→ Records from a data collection
----

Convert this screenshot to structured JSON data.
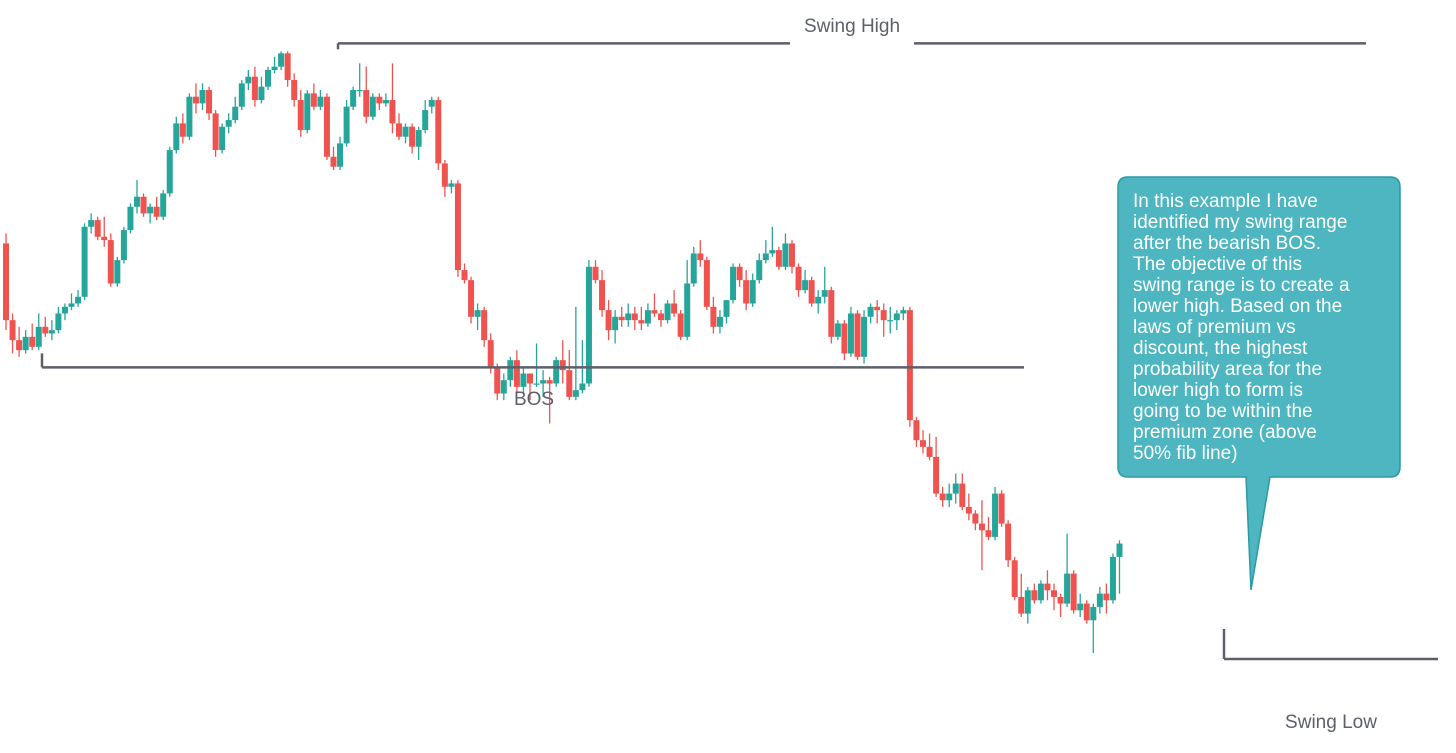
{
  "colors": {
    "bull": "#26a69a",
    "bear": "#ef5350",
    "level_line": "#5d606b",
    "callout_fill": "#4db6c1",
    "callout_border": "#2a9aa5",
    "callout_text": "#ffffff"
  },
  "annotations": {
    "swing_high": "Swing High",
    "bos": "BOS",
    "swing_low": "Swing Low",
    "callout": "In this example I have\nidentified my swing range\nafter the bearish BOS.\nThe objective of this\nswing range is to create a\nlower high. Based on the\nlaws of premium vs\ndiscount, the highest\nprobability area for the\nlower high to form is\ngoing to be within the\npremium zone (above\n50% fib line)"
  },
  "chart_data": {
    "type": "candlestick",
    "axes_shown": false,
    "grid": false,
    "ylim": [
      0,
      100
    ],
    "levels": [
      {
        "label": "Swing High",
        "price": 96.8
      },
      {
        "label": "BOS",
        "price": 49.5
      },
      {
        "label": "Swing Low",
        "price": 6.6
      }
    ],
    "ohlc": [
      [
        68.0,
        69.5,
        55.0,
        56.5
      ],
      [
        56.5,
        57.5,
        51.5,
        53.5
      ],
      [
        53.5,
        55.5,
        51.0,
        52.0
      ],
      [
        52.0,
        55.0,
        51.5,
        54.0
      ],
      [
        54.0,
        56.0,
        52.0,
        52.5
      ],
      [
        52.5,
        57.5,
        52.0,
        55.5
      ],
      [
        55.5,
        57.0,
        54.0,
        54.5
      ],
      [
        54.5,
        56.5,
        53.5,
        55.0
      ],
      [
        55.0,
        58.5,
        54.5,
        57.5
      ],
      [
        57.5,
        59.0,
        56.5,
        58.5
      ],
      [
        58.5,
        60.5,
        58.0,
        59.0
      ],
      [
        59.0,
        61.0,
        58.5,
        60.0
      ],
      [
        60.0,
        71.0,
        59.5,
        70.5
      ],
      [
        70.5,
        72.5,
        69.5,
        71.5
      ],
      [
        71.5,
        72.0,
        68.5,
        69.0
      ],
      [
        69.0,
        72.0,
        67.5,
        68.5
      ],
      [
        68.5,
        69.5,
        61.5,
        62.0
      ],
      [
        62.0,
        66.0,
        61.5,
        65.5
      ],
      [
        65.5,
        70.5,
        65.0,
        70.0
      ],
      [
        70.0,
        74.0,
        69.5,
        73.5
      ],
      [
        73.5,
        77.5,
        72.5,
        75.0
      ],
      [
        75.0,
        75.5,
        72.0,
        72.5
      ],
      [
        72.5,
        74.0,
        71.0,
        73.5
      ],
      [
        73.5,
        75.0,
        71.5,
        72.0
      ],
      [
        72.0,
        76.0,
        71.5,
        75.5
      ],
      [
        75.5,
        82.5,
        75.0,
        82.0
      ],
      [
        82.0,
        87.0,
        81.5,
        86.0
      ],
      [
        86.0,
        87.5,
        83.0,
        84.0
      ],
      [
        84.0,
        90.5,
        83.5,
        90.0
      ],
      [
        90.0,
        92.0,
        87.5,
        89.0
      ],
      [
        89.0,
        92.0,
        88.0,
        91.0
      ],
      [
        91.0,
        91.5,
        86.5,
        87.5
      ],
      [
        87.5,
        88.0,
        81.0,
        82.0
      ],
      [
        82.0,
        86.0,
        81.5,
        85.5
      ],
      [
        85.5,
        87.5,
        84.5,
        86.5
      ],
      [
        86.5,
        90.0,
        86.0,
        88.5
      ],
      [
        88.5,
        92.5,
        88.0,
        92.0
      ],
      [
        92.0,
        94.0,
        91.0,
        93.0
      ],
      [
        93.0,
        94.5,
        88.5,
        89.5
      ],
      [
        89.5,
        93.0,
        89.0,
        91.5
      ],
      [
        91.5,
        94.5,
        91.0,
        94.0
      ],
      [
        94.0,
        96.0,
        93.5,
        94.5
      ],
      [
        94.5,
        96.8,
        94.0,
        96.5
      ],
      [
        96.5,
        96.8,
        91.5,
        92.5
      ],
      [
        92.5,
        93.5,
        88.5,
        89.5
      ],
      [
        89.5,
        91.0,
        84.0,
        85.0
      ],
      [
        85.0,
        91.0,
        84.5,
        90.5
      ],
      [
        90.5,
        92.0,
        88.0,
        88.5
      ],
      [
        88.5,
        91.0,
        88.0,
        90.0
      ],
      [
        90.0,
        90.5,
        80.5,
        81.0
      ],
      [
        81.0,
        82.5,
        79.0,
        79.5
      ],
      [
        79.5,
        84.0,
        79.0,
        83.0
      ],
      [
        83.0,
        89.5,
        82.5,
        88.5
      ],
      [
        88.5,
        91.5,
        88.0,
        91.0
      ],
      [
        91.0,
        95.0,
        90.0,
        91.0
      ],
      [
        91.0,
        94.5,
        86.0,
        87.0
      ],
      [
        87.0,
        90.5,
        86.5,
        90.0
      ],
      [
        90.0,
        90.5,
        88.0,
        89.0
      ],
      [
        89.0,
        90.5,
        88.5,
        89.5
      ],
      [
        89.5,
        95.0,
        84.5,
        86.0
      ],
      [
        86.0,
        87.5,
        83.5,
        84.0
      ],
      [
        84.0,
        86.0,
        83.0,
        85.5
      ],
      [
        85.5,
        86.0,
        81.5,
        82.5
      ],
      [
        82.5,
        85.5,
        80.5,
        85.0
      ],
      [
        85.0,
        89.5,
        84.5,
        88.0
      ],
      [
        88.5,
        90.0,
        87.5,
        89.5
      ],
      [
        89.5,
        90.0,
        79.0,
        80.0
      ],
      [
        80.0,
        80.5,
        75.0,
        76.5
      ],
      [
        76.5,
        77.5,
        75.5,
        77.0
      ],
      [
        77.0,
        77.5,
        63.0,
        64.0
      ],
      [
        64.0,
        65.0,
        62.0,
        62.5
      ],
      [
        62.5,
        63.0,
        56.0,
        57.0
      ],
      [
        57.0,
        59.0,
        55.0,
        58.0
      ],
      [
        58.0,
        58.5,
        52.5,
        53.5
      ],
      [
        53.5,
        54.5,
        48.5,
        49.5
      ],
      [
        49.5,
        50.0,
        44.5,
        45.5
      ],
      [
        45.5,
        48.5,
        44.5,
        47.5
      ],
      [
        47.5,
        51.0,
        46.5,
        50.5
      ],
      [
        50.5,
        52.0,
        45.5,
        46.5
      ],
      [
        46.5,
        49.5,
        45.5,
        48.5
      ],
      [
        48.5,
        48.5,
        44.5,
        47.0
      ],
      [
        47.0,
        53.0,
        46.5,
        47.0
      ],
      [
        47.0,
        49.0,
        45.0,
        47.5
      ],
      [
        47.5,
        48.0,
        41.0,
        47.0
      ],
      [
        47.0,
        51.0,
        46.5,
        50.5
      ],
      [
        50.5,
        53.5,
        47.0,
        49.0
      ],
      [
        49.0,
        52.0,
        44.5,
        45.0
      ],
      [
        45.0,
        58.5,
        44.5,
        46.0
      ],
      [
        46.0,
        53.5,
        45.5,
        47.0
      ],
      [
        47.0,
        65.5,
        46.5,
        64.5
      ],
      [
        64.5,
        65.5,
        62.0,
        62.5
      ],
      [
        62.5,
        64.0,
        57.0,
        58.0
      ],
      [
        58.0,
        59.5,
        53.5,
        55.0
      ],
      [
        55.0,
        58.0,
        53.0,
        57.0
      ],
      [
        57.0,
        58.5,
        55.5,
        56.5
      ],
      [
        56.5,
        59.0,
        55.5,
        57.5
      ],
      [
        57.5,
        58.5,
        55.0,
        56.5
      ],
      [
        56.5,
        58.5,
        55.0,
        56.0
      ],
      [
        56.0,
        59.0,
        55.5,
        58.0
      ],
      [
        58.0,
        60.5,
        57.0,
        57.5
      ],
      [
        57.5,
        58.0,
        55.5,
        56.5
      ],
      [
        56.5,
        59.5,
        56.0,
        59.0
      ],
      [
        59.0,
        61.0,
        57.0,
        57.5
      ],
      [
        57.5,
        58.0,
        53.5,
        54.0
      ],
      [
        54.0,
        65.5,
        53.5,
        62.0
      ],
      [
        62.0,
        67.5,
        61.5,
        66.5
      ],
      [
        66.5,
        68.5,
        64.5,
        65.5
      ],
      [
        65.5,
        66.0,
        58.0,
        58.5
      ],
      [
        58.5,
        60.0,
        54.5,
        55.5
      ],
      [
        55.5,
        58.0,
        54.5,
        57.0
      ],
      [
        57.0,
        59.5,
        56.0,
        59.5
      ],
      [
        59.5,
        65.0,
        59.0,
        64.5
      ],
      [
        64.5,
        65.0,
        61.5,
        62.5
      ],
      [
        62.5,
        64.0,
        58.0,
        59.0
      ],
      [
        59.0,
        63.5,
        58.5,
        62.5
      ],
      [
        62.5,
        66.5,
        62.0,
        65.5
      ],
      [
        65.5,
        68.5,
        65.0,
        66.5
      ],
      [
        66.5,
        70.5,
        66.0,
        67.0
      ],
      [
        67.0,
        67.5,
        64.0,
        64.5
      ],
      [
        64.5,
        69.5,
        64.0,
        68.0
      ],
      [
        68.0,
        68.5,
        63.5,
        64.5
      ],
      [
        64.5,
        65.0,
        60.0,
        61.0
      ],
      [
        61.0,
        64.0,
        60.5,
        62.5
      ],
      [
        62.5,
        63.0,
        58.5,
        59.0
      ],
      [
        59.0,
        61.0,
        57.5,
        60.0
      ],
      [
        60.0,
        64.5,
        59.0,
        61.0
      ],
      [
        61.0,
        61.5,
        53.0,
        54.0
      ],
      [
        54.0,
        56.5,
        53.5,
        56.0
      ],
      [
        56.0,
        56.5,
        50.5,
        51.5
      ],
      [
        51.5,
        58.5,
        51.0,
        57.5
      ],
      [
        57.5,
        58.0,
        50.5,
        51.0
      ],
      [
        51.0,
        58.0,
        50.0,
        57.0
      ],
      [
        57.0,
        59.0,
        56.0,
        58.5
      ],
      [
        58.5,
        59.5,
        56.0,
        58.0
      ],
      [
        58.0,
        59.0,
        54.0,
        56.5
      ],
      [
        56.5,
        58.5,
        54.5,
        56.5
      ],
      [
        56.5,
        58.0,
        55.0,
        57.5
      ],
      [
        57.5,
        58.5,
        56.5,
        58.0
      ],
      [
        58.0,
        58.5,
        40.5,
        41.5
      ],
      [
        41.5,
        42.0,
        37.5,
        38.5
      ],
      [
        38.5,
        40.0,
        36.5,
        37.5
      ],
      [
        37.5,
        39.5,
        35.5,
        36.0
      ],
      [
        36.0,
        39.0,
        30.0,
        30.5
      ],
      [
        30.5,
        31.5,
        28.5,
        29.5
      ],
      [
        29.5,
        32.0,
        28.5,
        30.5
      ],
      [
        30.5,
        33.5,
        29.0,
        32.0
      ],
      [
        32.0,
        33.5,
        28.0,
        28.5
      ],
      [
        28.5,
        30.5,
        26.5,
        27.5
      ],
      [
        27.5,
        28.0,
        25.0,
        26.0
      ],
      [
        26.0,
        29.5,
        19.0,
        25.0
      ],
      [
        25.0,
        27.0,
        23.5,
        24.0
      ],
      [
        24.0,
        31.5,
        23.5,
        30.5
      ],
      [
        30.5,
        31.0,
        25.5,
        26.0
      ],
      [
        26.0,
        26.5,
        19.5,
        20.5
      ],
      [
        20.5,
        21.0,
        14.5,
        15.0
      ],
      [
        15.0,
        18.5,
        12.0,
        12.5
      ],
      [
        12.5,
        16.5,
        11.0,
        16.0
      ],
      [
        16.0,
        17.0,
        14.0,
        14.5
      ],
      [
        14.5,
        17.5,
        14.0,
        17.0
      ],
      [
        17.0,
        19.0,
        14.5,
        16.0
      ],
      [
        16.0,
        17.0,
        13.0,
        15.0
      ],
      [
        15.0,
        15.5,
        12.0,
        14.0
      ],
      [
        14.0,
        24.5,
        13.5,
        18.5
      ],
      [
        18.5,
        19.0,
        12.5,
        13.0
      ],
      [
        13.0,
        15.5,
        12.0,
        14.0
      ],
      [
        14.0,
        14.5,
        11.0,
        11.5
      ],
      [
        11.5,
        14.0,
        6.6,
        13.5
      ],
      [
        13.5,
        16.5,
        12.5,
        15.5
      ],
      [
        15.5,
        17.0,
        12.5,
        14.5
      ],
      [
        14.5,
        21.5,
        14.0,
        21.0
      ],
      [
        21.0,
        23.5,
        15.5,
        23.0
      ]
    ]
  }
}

----

→ Problem to work on
Pull out every line in the data above that has the word "this".

→ Written solution
Convert this screenshot to structured JSON data.
    "callout": "In this example I have\nidentified my swing range\nafter the bearish BOS.\nThe objective of this\nswing range is to create a\nlower high. Based on the\nlaws of premium vs\ndiscount, the highest\nprobability area for the\nlower high to form is\ngoing to be within the\npremium zone (above\n50% fib line)"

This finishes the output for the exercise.